Your goal> Narrow the data below down to the lines containing "GEORGES".

Entries taken from a collection
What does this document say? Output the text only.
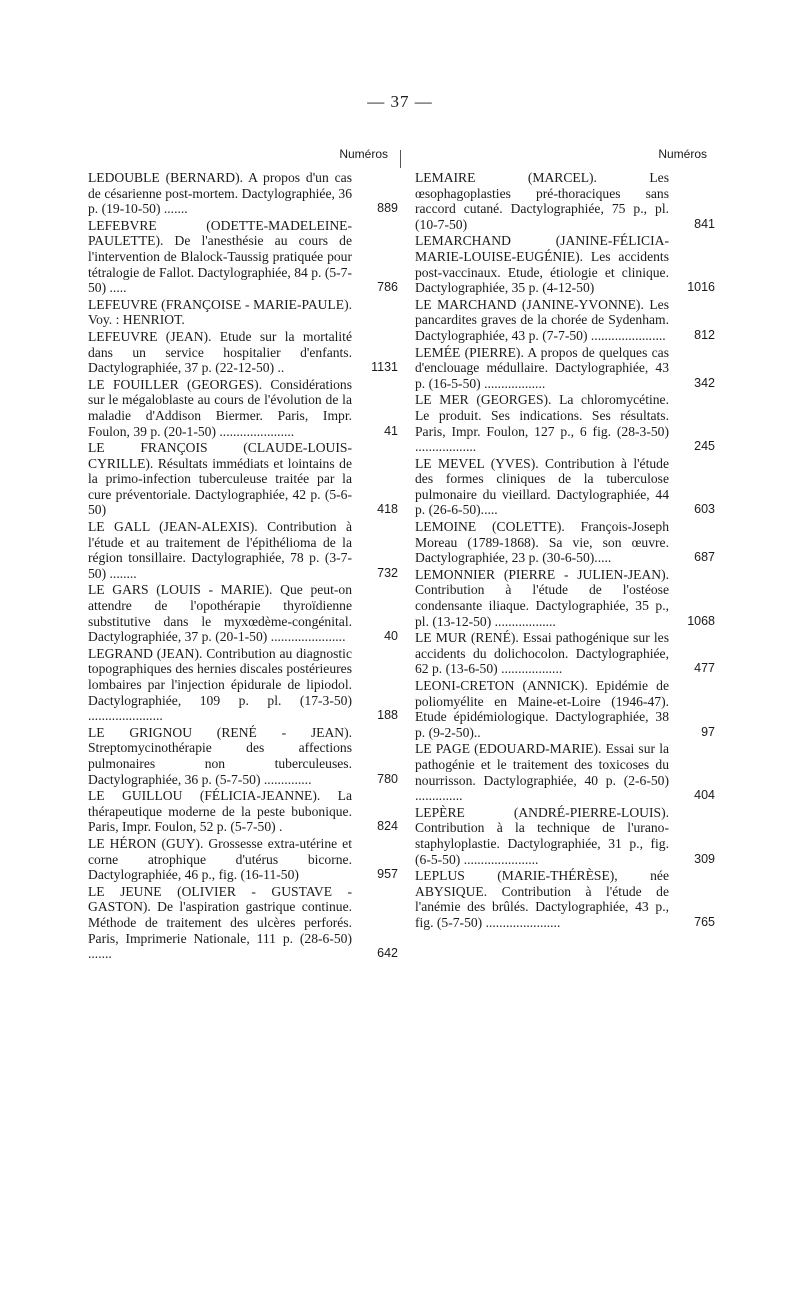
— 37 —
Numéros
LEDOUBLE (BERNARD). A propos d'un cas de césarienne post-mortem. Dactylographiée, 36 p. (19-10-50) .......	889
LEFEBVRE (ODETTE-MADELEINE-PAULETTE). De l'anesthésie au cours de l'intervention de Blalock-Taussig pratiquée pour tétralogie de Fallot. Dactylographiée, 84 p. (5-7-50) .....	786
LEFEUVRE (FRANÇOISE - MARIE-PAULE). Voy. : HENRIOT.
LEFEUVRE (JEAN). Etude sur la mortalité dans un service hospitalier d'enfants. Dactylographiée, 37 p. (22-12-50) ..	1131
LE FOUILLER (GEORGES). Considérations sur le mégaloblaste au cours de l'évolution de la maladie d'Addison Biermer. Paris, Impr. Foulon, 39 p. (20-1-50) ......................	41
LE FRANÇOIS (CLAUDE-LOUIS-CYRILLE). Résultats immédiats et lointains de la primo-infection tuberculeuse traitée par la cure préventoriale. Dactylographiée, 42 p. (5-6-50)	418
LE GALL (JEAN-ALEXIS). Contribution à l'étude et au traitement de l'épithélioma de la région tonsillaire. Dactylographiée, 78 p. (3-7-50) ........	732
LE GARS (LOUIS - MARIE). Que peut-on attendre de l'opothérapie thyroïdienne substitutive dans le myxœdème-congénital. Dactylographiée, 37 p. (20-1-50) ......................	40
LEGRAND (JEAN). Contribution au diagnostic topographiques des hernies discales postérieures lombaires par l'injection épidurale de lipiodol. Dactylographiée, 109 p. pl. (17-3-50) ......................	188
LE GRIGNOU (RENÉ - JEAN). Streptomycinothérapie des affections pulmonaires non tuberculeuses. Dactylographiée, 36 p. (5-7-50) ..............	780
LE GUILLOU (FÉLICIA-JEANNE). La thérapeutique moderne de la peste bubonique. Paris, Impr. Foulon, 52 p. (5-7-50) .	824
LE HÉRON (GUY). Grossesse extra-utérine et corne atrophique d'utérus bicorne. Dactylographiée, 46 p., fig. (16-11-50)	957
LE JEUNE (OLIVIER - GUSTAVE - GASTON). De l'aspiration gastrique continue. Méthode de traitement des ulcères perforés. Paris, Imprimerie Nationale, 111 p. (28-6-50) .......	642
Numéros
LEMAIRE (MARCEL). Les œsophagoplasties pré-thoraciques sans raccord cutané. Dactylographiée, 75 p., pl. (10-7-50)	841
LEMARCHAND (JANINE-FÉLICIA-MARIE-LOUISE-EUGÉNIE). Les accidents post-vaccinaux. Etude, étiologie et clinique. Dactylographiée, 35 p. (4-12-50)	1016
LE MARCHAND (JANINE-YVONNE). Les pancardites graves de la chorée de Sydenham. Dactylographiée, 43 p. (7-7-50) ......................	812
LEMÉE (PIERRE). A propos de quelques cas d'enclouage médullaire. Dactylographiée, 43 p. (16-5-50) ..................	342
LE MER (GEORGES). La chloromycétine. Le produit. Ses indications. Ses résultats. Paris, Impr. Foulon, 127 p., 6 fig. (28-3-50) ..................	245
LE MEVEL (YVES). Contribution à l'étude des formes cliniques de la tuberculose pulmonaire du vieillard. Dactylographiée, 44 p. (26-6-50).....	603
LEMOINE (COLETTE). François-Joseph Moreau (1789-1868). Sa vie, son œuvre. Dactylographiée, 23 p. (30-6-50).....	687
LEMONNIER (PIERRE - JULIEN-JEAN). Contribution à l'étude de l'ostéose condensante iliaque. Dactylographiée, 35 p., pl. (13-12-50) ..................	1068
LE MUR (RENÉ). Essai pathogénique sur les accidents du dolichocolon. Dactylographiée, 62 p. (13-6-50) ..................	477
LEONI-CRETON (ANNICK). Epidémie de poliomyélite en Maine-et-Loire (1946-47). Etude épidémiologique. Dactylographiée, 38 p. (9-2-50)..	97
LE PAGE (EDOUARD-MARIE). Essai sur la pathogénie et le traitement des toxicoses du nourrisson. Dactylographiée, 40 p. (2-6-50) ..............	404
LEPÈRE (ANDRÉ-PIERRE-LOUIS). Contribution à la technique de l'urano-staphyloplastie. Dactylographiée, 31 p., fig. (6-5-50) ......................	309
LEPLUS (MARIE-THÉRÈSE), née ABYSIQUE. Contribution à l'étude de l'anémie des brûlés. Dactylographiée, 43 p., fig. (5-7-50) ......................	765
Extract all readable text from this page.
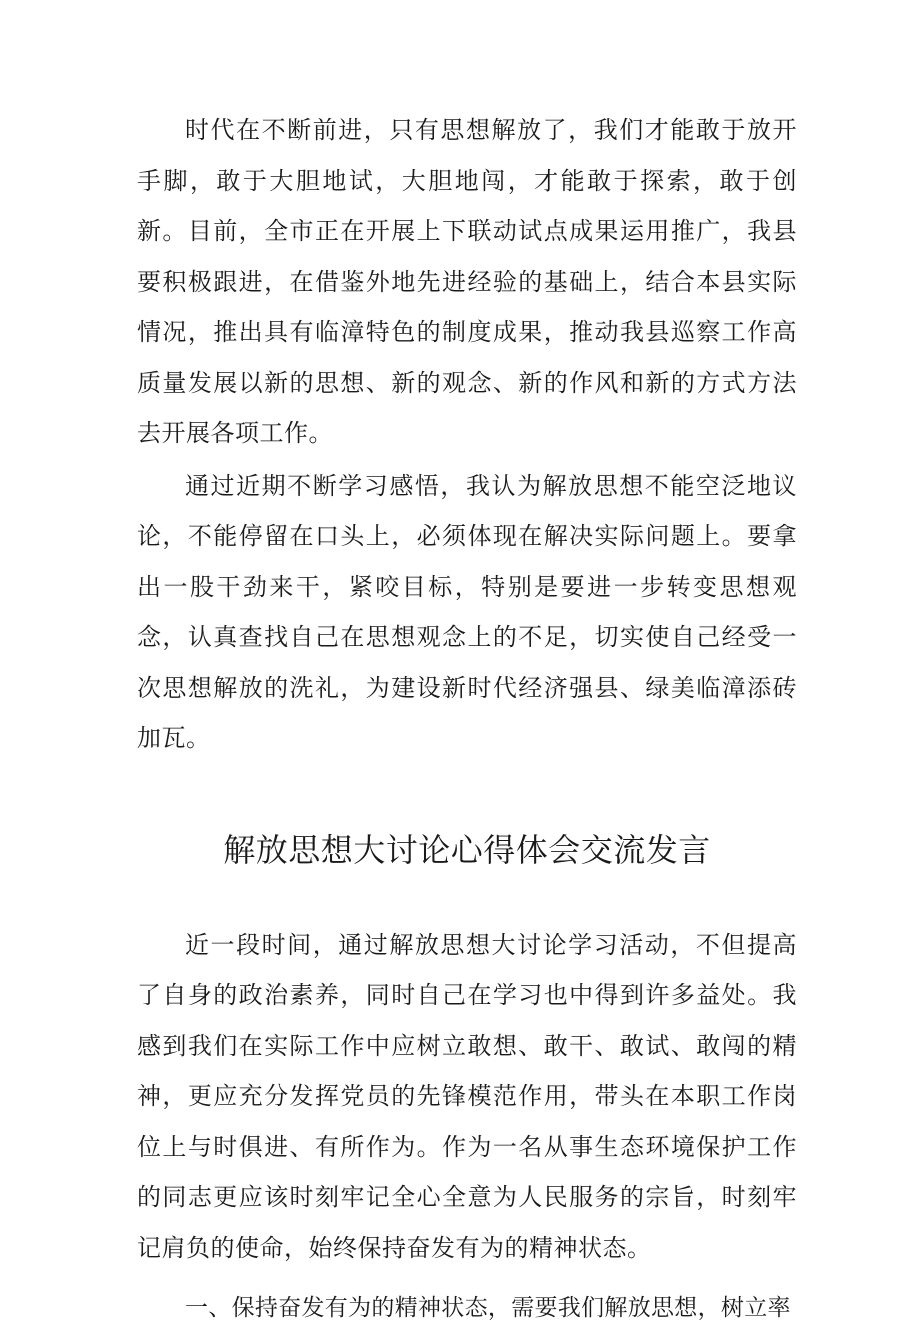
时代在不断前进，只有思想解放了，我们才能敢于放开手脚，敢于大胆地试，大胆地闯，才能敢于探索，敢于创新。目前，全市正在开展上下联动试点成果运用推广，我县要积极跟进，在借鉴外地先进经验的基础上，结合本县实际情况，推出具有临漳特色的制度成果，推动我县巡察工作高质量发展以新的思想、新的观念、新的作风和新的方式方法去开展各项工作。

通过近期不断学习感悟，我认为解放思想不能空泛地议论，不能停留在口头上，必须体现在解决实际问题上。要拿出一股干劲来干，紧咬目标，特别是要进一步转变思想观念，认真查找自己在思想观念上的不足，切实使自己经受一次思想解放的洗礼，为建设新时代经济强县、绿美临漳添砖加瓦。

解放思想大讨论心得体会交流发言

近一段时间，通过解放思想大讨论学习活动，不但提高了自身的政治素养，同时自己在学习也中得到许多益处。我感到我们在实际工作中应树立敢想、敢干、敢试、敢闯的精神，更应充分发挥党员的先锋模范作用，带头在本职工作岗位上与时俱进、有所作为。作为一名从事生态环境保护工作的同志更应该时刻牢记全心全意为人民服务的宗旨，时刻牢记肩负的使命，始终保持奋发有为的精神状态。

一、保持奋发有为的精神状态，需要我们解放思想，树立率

Response below>
LE FOUILLER (GEORGES). Considérations sur le mégaloblaste au cours de l'évolution de la maladie d'Addison Biermer. Paris, Impr. Foulon, 39 p. (20-1-50) ......................	41
LE MER (GEORGES). La chloromycétine. Le produit. Ses indications. Ses résultats. Paris, Impr. Foulon, 127 p., 6 fig. (28-3-50) ..................	245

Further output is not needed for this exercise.